• [Exercise objective]:
Below are some records; reproduce every one of them exactly.

Dataset listings of figures:
....
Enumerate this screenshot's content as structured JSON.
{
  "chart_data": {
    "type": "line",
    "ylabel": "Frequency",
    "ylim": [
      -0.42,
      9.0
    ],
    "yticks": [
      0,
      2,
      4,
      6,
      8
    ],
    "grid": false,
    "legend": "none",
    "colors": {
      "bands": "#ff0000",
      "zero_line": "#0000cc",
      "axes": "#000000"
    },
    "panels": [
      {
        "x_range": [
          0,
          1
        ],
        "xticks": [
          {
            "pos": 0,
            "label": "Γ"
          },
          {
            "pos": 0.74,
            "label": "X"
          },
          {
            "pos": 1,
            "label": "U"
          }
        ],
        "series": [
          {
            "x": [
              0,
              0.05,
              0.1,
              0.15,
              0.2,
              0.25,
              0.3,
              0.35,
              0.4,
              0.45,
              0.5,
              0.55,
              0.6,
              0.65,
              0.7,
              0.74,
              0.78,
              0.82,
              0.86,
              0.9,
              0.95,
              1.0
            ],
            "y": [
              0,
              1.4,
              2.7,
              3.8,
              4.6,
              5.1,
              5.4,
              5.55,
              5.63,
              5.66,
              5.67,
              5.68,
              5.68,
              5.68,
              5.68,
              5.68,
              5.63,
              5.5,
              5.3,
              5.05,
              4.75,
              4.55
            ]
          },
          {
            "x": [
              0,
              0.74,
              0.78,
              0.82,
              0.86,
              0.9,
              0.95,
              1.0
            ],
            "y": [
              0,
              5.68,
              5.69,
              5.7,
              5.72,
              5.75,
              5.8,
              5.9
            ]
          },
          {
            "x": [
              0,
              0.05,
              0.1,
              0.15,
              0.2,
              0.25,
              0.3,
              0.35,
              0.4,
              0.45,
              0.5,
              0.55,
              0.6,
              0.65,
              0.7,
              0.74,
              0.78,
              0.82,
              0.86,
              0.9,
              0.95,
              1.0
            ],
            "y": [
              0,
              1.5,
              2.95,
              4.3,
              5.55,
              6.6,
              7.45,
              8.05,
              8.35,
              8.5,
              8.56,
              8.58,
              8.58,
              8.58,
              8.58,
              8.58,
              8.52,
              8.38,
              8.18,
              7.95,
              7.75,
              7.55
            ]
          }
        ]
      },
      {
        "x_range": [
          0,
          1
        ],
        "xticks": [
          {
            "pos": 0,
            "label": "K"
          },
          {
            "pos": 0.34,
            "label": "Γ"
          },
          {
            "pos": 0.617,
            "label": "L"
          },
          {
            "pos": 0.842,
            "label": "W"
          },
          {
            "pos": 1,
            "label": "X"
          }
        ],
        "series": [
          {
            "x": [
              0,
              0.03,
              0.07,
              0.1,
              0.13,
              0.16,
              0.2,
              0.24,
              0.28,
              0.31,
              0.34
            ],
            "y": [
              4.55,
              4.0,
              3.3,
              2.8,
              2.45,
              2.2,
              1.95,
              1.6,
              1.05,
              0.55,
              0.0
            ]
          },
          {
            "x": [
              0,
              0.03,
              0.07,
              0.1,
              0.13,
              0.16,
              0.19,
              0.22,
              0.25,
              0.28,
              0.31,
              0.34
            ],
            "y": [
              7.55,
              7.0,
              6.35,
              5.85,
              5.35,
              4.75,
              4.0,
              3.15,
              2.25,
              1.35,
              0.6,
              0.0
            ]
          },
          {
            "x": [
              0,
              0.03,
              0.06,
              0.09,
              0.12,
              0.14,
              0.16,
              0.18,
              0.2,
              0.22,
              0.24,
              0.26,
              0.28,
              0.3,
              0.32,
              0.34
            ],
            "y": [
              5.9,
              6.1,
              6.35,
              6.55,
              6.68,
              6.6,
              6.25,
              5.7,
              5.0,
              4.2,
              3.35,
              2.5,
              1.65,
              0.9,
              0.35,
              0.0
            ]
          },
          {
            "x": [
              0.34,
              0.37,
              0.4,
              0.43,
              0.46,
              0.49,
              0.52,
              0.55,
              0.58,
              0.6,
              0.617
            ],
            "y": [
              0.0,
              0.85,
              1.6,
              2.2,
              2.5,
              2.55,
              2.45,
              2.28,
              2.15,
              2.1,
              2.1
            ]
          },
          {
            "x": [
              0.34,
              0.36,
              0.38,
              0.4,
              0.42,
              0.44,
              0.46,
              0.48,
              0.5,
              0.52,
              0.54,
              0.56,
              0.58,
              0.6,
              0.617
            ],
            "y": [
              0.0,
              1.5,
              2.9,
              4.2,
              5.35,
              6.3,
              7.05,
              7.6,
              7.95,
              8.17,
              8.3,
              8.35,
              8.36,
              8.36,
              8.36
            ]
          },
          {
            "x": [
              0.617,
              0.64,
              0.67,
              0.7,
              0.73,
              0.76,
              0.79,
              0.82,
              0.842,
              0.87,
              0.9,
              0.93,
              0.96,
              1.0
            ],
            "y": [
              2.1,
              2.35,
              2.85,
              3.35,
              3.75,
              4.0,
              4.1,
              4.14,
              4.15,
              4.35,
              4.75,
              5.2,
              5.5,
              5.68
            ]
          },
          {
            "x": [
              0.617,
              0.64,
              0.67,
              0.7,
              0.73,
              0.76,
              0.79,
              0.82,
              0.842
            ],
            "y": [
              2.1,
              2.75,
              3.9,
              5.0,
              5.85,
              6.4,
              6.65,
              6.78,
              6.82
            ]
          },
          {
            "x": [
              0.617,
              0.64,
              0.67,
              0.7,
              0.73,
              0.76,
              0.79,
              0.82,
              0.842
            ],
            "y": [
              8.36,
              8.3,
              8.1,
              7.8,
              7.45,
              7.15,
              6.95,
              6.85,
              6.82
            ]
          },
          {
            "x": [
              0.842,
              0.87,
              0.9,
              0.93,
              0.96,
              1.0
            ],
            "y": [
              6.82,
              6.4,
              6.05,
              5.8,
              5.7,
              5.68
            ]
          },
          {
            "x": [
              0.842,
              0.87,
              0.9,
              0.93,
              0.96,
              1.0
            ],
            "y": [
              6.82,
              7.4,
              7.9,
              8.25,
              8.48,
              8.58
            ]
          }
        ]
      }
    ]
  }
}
....
• [Reply]:
Enumerate this screenshot's content as structured JSON.
{
  "chart_data": {
    "type": "line",
    "ylabel": "Frequency",
    "ylim": [
      -0.42,
      9.0
    ],
    "yticks": [
      0,
      2,
      4,
      6,
      8
    ],
    "grid": false,
    "legend": "none",
    "colors": {
      "bands": "#ff0000",
      "zero_line": "#0000cc",
      "axes": "#000000"
    },
    "panels": [
      {
        "x_range": [
          0,
          1
        ],
        "xticks": [
          {
            "pos": 0,
            "label": "Γ"
          },
          {
            "pos": 0.74,
            "label": "X"
          },
          {
            "pos": 1,
            "label": "U"
          }
        ],
        "series": [
          {
            "x": [
              0,
              0.05,
              0.1,
              0.15,
              0.2,
              0.25,
              0.3,
              0.35,
              0.4,
              0.45,
              0.5,
              0.55,
              0.6,
              0.65,
              0.7,
              0.74,
              0.78,
              0.82,
              0.86,
              0.9,
              0.95,
              1.0
            ],
            "y": [
              0,
              1.4,
              2.7,
              3.8,
              4.6,
              5.1,
              5.4,
              5.55,
              5.63,
              5.66,
              5.67,
              5.68,
              5.68,
              5.68,
              5.68,
              5.68,
              5.63,
              5.5,
              5.3,
              5.05,
              4.75,
              4.55
            ]
          },
          {
            "x": [
              0,
              0.74,
              0.78,
              0.82,
              0.86,
              0.9,
              0.95,
              1.0
            ],
            "y": [
              0,
              5.68,
              5.69,
              5.7,
              5.72,
              5.75,
              5.8,
              5.9
            ]
          },
          {
            "x": [
              0,
              0.05,
              0.1,
              0.15,
              0.2,
              0.25,
              0.3,
              0.35,
              0.4,
              0.45,
              0.5,
              0.55,
              0.6,
              0.65,
              0.7,
              0.74,
              0.78,
              0.82,
              0.86,
              0.9,
              0.95,
              1.0
            ],
            "y": [
              0,
              1.5,
              2.95,
              4.3,
              5.55,
              6.6,
              7.45,
              8.05,
              8.35,
              8.5,
              8.56,
              8.58,
              8.58,
              8.58,
              8.58,
              8.58,
              8.52,
              8.38,
              8.18,
              7.95,
              7.75,
              7.55
            ]
          }
        ]
      },
      {
        "x_range": [
          0,
          1
        ],
        "xticks": [
          {
            "pos": 0,
            "label": "K"
          },
          {
            "pos": 0.34,
            "label": "Γ"
          },
          {
            "pos": 0.617,
            "label": "L"
          },
          {
            "pos": 0.842,
            "label": "W"
          },
          {
            "pos": 1,
            "label": "X"
          }
        ],
        "series": [
          {
            "x": [
              0,
              0.03,
              0.07,
              0.1,
              0.13,
              0.16,
              0.2,
              0.24,
              0.28,
              0.31,
              0.34
            ],
            "y": [
              4.55,
              4.0,
              3.3,
              2.8,
              2.45,
              2.2,
              1.95,
              1.6,
              1.05,
              0.55,
              0.0
            ]
          },
          {
            "x": [
              0,
              0.03,
              0.07,
              0.1,
              0.13,
              0.16,
              0.19,
              0.22,
              0.25,
              0.28,
              0.31,
              0.34
            ],
            "y": [
              7.55,
              7.0,
              6.35,
              5.85,
              5.35,
              4.75,
              4.0,
              3.15,
              2.25,
              1.35,
              0.6,
              0.0
            ]
          },
          {
            "x": [
              0,
              0.03,
              0.06,
              0.09,
              0.12,
              0.14,
              0.16,
              0.18,
              0.2,
              0.22,
              0.24,
              0.26,
              0.28,
              0.3,
              0.32,
              0.34
            ],
            "y": [
              5.9,
              6.1,
              6.35,
              6.55,
              6.68,
              6.6,
              6.25,
              5.7,
              5.0,
              4.2,
              3.35,
              2.5,
              1.65,
              0.9,
              0.35,
              0.0
            ]
          },
          {
            "x": [
              0.34,
              0.37,
              0.4,
              0.43,
              0.46,
              0.49,
              0.52,
              0.55,
              0.58,
              0.6,
              0.617
            ],
            "y": [
              0.0,
              0.85,
              1.6,
              2.2,
              2.5,
              2.55,
              2.45,
              2.28,
              2.15,
              2.1,
              2.1
            ]
          },
          {
            "x": [
              0.34,
              0.36,
              0.38,
              0.4,
              0.42,
              0.44,
              0.46,
              0.48,
              0.5,
              0.52,
              0.54,
              0.56,
              0.58,
              0.6,
              0.617
            ],
            "y": [
              0.0,
              1.5,
              2.9,
              4.2,
              5.35,
              6.3,
              7.05,
              7.6,
              7.95,
              8.17,
              8.3,
              8.35,
              8.36,
              8.36,
              8.36
            ]
          },
          {
            "x": [
              0.617,
              0.64,
              0.67,
              0.7,
              0.73,
              0.76,
              0.79,
              0.82,
              0.842,
              0.87,
              0.9,
              0.93,
              0.96,
              1.0
            ],
            "y": [
              2.1,
              2.35,
              2.85,
              3.35,
              3.75,
              4.0,
              4.1,
              4.14,
              4.15,
              4.35,
              4.75,
              5.2,
              5.5,
              5.68
            ]
          },
          {
            "x": [
              0.617,
              0.64,
              0.67,
              0.7,
              0.73,
              0.76,
              0.79,
              0.82,
              0.842
            ],
            "y": [
              2.1,
              2.75,
              3.9,
              5.0,
              5.85,
              6.4,
              6.65,
              6.78,
              6.82
            ]
          },
          {
            "x": [
              0.617,
              0.64,
              0.67,
              0.7,
              0.73,
              0.76,
              0.79,
              0.82,
              0.842
            ],
            "y": [
              8.36,
              8.3,
              8.1,
              7.8,
              7.45,
              7.15,
              6.95,
              6.85,
              6.82
            ]
          },
          {
            "x": [
              0.842,
              0.87,
              0.9,
              0.93,
              0.96,
              1.0
            ],
            "y": [
              6.82,
              6.4,
              6.05,
              5.8,
              5.7,
              5.68
            ]
          },
          {
            "x": [
              0.842,
              0.87,
              0.9,
              0.93,
              0.96,
              1.0
            ],
            "y": [
              6.82,
              7.4,
              7.9,
              8.25,
              8.48,
              8.58
            ]
          }
        ]
      }
    ]
  }
}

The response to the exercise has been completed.